-- START --

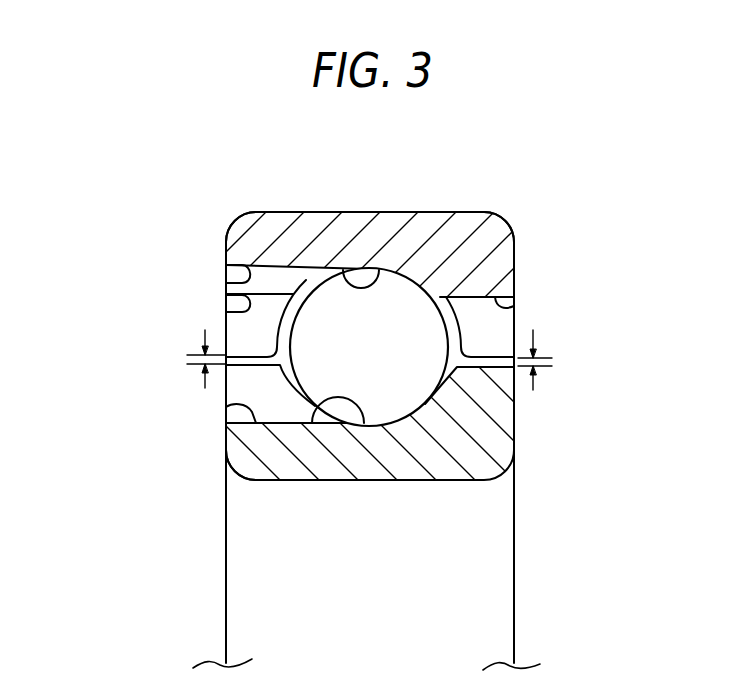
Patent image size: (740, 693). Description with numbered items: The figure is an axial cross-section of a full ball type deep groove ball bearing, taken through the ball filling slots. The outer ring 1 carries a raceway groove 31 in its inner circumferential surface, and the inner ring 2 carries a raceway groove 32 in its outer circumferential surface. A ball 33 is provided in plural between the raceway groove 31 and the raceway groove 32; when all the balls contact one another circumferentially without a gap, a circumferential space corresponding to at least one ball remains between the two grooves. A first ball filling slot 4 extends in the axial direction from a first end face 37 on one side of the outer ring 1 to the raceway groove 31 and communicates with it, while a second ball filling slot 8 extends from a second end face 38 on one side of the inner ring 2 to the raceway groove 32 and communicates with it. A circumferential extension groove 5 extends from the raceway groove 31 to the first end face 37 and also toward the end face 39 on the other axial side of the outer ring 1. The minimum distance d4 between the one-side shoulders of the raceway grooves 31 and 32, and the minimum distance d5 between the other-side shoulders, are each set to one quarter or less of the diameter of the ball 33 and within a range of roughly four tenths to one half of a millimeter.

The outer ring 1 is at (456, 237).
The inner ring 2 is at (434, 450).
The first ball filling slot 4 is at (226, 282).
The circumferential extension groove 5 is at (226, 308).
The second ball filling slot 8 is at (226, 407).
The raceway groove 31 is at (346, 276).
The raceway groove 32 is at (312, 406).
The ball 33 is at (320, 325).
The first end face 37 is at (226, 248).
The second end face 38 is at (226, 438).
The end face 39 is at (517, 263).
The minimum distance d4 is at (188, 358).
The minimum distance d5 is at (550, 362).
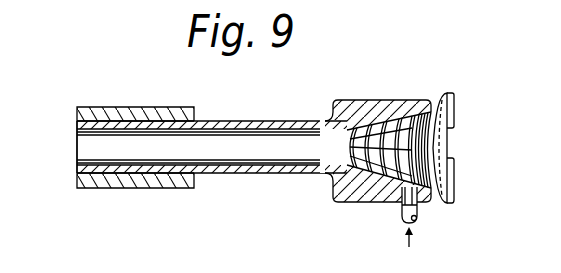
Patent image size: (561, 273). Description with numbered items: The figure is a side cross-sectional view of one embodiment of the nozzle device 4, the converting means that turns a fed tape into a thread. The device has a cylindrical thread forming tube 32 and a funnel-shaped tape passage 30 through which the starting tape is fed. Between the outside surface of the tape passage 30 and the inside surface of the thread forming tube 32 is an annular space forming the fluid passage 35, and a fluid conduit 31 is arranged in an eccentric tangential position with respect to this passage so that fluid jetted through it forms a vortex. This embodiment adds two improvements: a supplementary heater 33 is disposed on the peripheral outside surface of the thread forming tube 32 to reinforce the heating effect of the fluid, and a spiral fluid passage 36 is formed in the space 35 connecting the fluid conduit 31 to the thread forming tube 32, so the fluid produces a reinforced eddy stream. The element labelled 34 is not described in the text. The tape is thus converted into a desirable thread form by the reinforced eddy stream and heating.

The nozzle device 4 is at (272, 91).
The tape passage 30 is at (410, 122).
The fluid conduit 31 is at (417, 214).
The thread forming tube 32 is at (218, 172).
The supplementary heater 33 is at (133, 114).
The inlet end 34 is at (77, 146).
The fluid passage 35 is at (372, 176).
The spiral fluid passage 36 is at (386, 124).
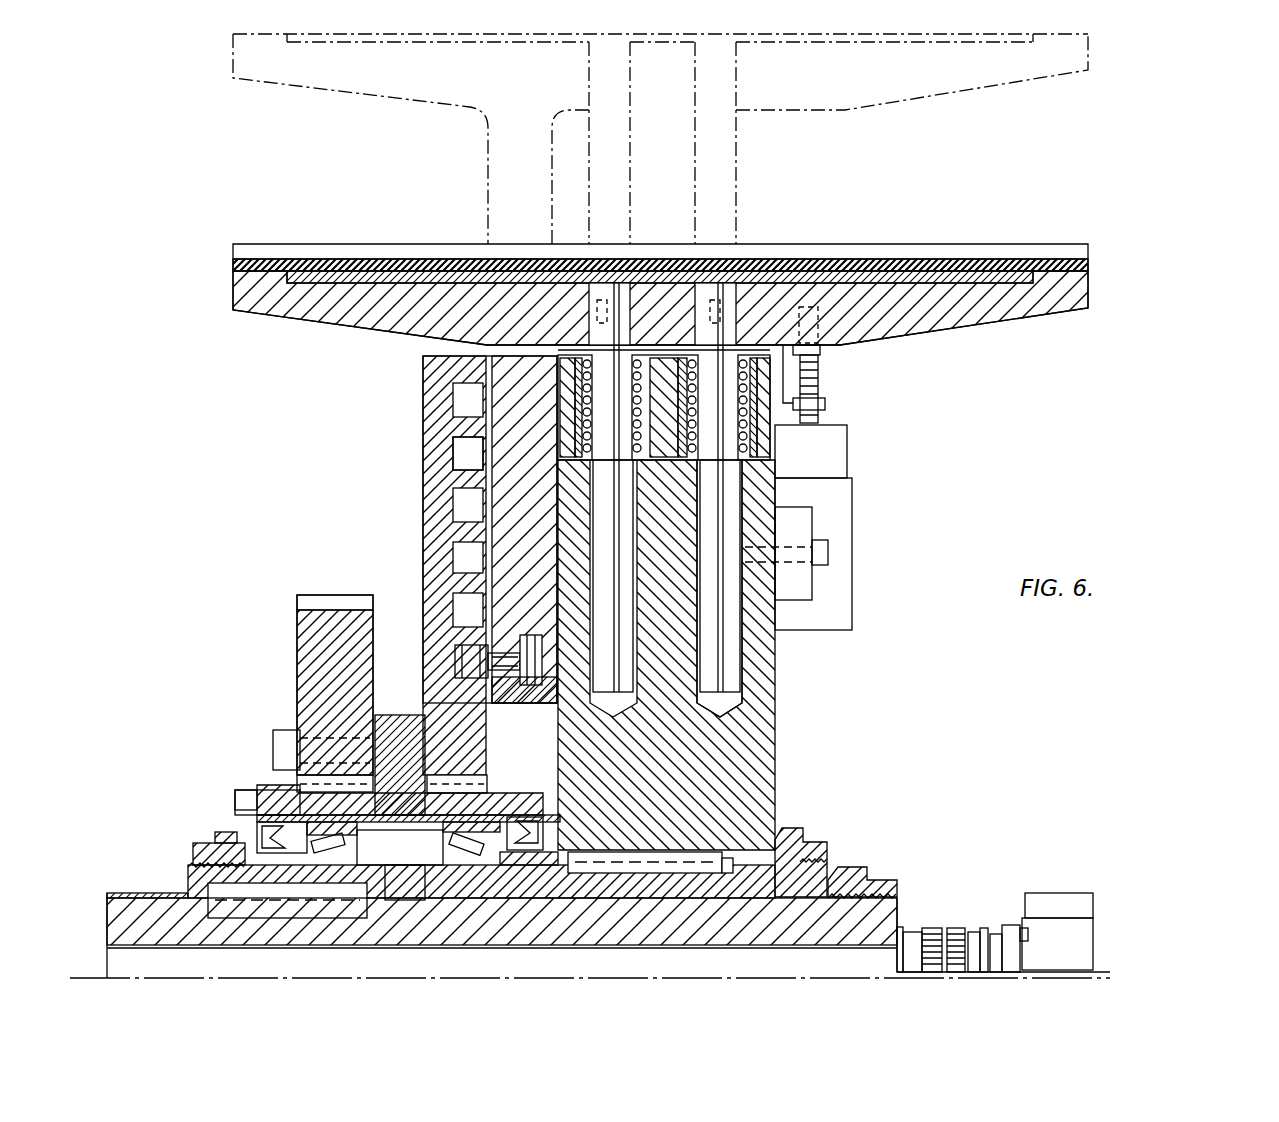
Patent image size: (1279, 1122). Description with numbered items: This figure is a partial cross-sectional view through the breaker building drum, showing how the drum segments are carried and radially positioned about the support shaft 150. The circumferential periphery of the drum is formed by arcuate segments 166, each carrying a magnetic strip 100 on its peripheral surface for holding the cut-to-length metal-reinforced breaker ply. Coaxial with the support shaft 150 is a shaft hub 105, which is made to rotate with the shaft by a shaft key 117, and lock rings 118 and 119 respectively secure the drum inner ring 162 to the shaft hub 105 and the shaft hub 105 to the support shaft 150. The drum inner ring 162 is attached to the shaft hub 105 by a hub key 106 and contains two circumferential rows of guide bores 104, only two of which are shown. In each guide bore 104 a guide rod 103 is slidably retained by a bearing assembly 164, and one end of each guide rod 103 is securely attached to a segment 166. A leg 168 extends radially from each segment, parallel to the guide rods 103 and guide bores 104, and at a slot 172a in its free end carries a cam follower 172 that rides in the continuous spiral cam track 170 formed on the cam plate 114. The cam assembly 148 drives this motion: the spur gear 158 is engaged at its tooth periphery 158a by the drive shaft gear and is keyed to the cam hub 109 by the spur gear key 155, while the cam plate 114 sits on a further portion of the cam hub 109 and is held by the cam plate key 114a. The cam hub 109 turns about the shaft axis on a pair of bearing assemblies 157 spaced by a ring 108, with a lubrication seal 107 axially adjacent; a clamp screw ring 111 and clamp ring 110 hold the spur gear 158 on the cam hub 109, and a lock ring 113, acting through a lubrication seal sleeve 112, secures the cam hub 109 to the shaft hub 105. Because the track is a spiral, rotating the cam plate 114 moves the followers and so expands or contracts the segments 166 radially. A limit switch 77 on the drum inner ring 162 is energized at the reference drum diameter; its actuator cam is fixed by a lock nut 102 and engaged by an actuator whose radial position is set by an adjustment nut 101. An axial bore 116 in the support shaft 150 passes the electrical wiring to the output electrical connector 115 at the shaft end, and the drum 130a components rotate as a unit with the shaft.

-- END --

Pull out every line above that contains the word "passage", matching case exactly.

Patent image size: (561, 273). Description with numbered items: The figure is a side cross-sectional view of one embodiment of the nozzle device 4, the converting means that turns a fed tape into a thread. The device has a cylindrical thread forming tube 32 and a funnel-shaped tape passage 30 through which the starting tape is fed. Between the outside surface of the tape passage 30 and the inside surface of the thread forming tube 32 is an annular space forming the fluid passage 35, and a fluid conduit 31 is arranged in an eccentric tangential position with respect to this passage so that fluid jetted through it forms a vortex. This embodiment adds two improvements: a supplementary heater 33 is disposed on the peripheral outside surface of the thread forming tube 32 to reinforce the heating effect of the fluid, and a spiral fluid passage 36 is formed in the space 35 connecting the fluid conduit 31 to the thread forming tube 32, so the fluid produces a reinforced eddy stream. The element labelled 34 is not described in the text. The tape is thus converted into a desirable thread form by the reinforced eddy stream and heating.
The tape passage 30 is at (410, 122).
The fluid passage 35 is at (372, 176).
The spiral fluid passage 36 is at (386, 124).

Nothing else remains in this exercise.